# Given instruction
In the forum thread about finding a dupe for MUFE 92, what price is given for MUFE 92 on the Sephora site?

# Source passage
++++

# Looking for a dupe of MUFE 92



## jennyfee (Feb 1, 2009)

Hello Specktra
Can anyone clue me in??? I can't find ANY eye shadow color that looks remotely close to MUFE 92... I don't care if it's drugstore brands, (actually that would be awesome ) but does anyone have anything to compare it too??
Swatches would be awesome if possible... Thank you!!!


----------



## ashpardesi (Feb 1, 2009)

It is very difficult to get a dupe for MUFE 92...Mac full force violet pigment is close to that.But I may be wrong.a  darker version is grape pigment..


----------



## jennyfee (Feb 1, 2009)

Thank you ashpardesi
I've been looking at so many brands of cosmetics and can't seem to find a dupe that's as vibrant as mufe 92... ill juste have to keep looking


----------



## jennifer. (Feb 3, 2009)

i decided to take a pic of #92 and vibrant grape to see the comparison myself and vibrant grape seems a little more "plummy".  i also have full force violet pigment and i can't seem to get that to work over any base.  it has to be one of the worst matte mac pigments i've come across.  it definitely won't apply like 92 does although the color does seem similar.  

there's an e/s color called plum on the bitchslap-cosmetics website that looks similar to 92.  i'm tempted to buy it because it looks like a really vibrant purple.  i can't get enough of purples!  anyway, here's the comparison pic:

both of these are over soft ochre paintpot, btw.


----------



## thelove4tequila (Feb 3, 2009)

MAC has NOTHING like MUFE 92 and as far as I know there isn't any great dupes for it. The only thing I would suggest is looking online at mineral makeup websites. There are a lot of vibrant, great colors that smaller mineral companies make out there. Good luck.


----------



## jennyfee (Feb 3, 2009)

Thank you so much Jennifer. for the pic, I had actually been wondering if Vibrant Grape was too pink to compare to mufe 92, and that just confirmed my fears...

And thelove4tequila, I agree, it's so hard to find a good dupe... I think i'll just have to *swallow* try to get my hands on it  lol

Anyone can tell me how much it retails for?? thxbye


----------



## jenntoz (Feb 3, 2009)

Its $19 on the sephora site...I think they have a free shipping code right now too if you do a board search for it


----------



## jennifer. (Feb 4, 2009)

Quote:

   Originally Posted by *jennyfee* 

 
_Thank you so much Jennifer. for the pic, I had actually been wondering if Vibrant Grape was too pink to compare to mufe 92, and that just confirmed my fears...

++++

# Listing

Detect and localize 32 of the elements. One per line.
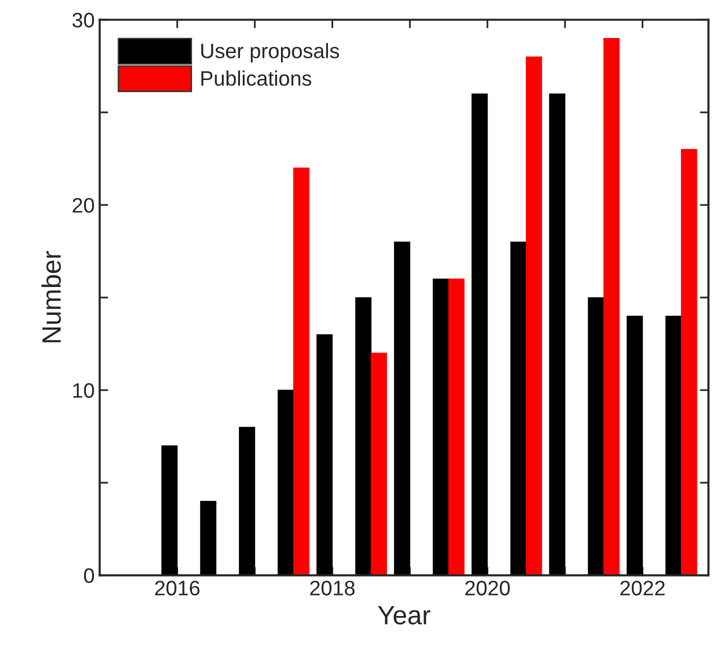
bar [549, 93, 566, 576]
bar [472, 93, 488, 576]
bar [510, 242, 527, 576]
x-tick-label: 2022 [620, 580, 665, 596]
bar [355, 297, 372, 576]
bar [680, 149, 698, 576]
y-tick-label: 30 [72, 12, 94, 28]
y-tick-label: 10 [73, 383, 94, 398]
bar [316, 334, 333, 576]
bar [665, 316, 682, 576]
bar [293, 168, 310, 576]
y-tick-label: 20 [72, 198, 94, 213]
x-axis-title: Year [378, 606, 430, 625]
x-tick-label: 2020 [465, 580, 510, 596]
bar [200, 500, 216, 576]
bar [526, 56, 542, 576]
x-tick-label: 2016 [155, 580, 200, 596]
bar [626, 316, 643, 576]
x-tick-label: 2018 [310, 580, 355, 596]
bar [603, 38, 620, 576]
bar [278, 390, 294, 576]
bar [238, 426, 256, 576]
bar [448, 278, 465, 576]
bar [161, 445, 178, 576]
y-tick-label: 0 [84, 568, 94, 584]
bar [588, 297, 604, 576]
bar [370, 352, 387, 576]
legend-label: User proposals [201, 43, 340, 62]
y-axis-title: Number [41, 251, 61, 342]
bar [394, 242, 410, 576]
legend-label: Publications [201, 70, 312, 86]
bar [432, 278, 449, 576]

++++

# Solution to this task
$19